EXTRACTED TEXT:

-- -- --

In fiscal 2013 we incurred impairment charges of $308
million ($290 million after-tax) related to the carrying value
of goodwill in our Appliances business and the related Braun
trade name intangible asset. In fiscal 2012 we incurred
impairment charges of $1.6 billion ($1.5 billion after-tax)
related to the carrying values of goodwill in our Appliances
and Salon Professional businesses and our Koleston Perfect
and Wella indefinite-lived intangible assets, which are part
of our Salon Professional business. See Note 2 to our
Consolidated Financial Statements for more details,
including factors leading to the impairment charges. Since
goodwill is included in Corporate for internal management
and segment reporting, the goodwill impairment charges are
included in the Corporate segment. The indefinite-lived
intangible asset impairments are also included in the
Corporate segment for management and segment reporting.
Fiscal year 2012 compared with fiscal year 2011
Gross margin contracted 160 basis points in 2012 to 49.3%
of net sales. The reduction in gross margin was driven
mainly by a 230-basis point impact from higher commodity
and energy costs. Gross margin was also negatively
impacted by 200 basis points from negative geographic and
product mix and by 30 basis points from the impact of
increased restructuring spending due to the productivity and
cost savings plan. The negative mix resulted from
disproportionate growth in developing regions, as
developing regions have lower relative gross margins than
developed regions. These impacts were partially offset by a
200-basis point impact from increased pricing and a 140-
basis point impact from manufacturing cost savings.
Total SG&A increased 3% to $26.4 billion in 2012, driven
by higher marketing spending to support initiative activity
and a $510 million increase in restructuring spending from
our productivity and cost savings plan, partially offset by a
reduction in competition law fines (see Item 3 of this Form
10-K and Note 11 to our Consolidated Financial
Statements), which were $303 million in 2011 compared to
$75 million in 2012. SG&A as a percentage of net sales
decreased 30 basis points to 31.5%, as reduced competition
law fines and the impact of increased scale leverage on
marketing and overhead costs from higher sales were
partially offset by 60 basis points of incremental
restructuring costs.
Non-Operating Items
Fiscal year 2013 compared with fiscal year 2012
Interest expense decreased 13% in 2013 to $667 million, due
to lower interest rates on floating-rate debt. Interest income
increased 13% in 2013 to $87 million, due to an increase in
cash, cash equivalents and debt securities. Other non-
operating income, net primarily includes divestiture gains
and investment income. Other non-operating income
increased $757 million to $942 million in 2013 mainly due
to net acquisition and divestiture activities. A holding gain
of $631 million resulting from the purchase of the balance of
P&G's Baby Care and Feminine Care joint venture in Iberia
and a gain of approximately $250 million from the sale of
our Italian bleach business, both in the current year, were
partially offset by a $130 million divestiture gain from the
PUR water filtration business in the prior year period.

-- -- --

RECORD SET:
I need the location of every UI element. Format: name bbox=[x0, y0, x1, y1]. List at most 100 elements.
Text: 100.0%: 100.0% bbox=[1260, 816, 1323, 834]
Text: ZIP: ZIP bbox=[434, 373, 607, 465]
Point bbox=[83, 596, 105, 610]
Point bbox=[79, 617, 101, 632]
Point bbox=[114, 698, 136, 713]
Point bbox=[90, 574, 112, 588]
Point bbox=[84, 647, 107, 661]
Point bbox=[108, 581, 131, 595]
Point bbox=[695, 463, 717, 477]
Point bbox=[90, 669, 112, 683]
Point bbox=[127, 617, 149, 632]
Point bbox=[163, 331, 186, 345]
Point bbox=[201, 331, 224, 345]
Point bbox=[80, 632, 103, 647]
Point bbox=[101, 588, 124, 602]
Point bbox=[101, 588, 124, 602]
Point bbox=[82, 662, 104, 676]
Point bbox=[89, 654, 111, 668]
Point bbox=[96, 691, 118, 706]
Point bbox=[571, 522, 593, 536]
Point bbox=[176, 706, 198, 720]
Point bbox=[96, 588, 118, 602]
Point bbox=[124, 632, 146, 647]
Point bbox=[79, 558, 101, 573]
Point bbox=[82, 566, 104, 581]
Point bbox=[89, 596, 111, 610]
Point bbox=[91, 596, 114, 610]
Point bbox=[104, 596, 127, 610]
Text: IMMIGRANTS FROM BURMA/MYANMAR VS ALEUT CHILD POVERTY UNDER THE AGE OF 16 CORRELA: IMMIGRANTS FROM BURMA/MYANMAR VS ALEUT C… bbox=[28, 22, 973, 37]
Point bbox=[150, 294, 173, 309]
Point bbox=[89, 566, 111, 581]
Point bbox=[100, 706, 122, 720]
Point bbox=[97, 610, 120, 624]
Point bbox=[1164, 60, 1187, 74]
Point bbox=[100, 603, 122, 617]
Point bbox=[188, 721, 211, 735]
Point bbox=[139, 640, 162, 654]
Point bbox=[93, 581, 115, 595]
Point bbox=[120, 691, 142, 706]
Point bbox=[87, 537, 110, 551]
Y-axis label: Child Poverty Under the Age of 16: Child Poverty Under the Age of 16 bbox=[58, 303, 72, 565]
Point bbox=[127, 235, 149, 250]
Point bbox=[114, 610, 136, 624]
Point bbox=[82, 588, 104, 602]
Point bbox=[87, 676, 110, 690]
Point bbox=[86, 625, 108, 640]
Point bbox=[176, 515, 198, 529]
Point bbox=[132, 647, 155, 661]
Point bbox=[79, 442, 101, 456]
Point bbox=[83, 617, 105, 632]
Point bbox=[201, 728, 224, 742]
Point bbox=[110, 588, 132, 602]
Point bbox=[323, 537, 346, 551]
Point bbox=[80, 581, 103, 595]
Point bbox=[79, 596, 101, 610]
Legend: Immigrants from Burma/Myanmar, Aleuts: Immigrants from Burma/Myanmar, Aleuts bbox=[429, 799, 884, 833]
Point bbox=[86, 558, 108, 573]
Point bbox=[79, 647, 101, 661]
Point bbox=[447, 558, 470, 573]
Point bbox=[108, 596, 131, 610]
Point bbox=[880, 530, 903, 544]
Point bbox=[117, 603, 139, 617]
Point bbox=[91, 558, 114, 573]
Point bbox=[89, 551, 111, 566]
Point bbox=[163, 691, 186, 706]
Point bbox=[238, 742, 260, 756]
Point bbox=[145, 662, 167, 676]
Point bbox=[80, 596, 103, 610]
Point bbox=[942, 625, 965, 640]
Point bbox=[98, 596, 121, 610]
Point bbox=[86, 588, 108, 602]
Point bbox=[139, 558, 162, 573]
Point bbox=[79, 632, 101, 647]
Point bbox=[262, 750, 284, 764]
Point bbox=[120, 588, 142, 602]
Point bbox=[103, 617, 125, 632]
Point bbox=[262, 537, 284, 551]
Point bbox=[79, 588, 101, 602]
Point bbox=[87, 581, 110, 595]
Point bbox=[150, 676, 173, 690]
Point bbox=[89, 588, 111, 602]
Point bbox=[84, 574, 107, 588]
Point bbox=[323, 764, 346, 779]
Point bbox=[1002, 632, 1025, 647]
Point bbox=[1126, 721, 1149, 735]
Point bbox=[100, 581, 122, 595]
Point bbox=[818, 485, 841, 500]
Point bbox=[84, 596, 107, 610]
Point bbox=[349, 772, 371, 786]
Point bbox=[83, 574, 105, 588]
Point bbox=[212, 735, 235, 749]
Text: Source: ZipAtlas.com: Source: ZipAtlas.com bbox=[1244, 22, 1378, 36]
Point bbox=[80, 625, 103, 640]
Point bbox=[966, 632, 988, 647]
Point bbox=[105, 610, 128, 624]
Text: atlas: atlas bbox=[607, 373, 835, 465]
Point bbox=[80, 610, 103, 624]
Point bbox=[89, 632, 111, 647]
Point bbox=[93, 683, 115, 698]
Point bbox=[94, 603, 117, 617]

-- -- --

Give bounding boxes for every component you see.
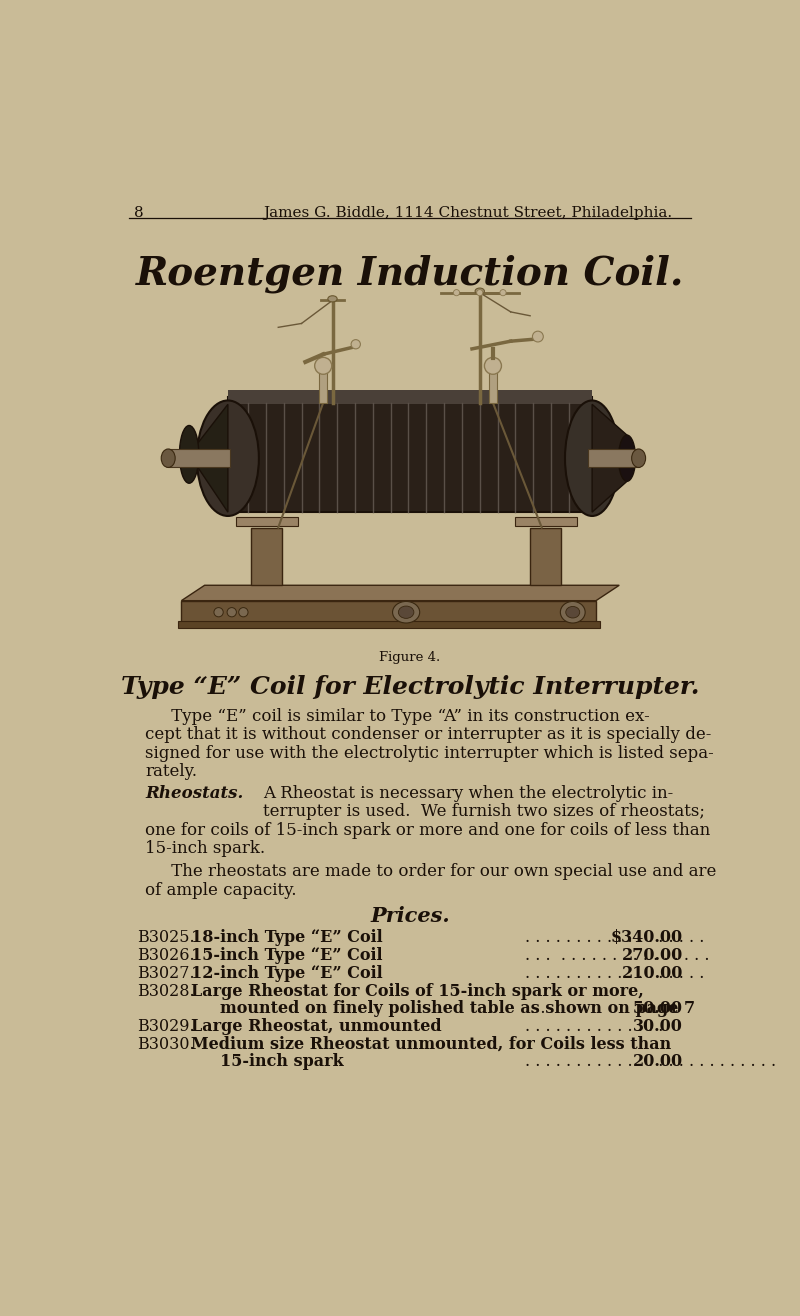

-- -- --

REQUIREMENT:
According to the financial excerpt, how much did gross margin contract in 2012, and what was its resulting level?

RESPONSE FOR THIS EXERCISE:
Gross margin contracted 160 basis points to 49.3% of net sales.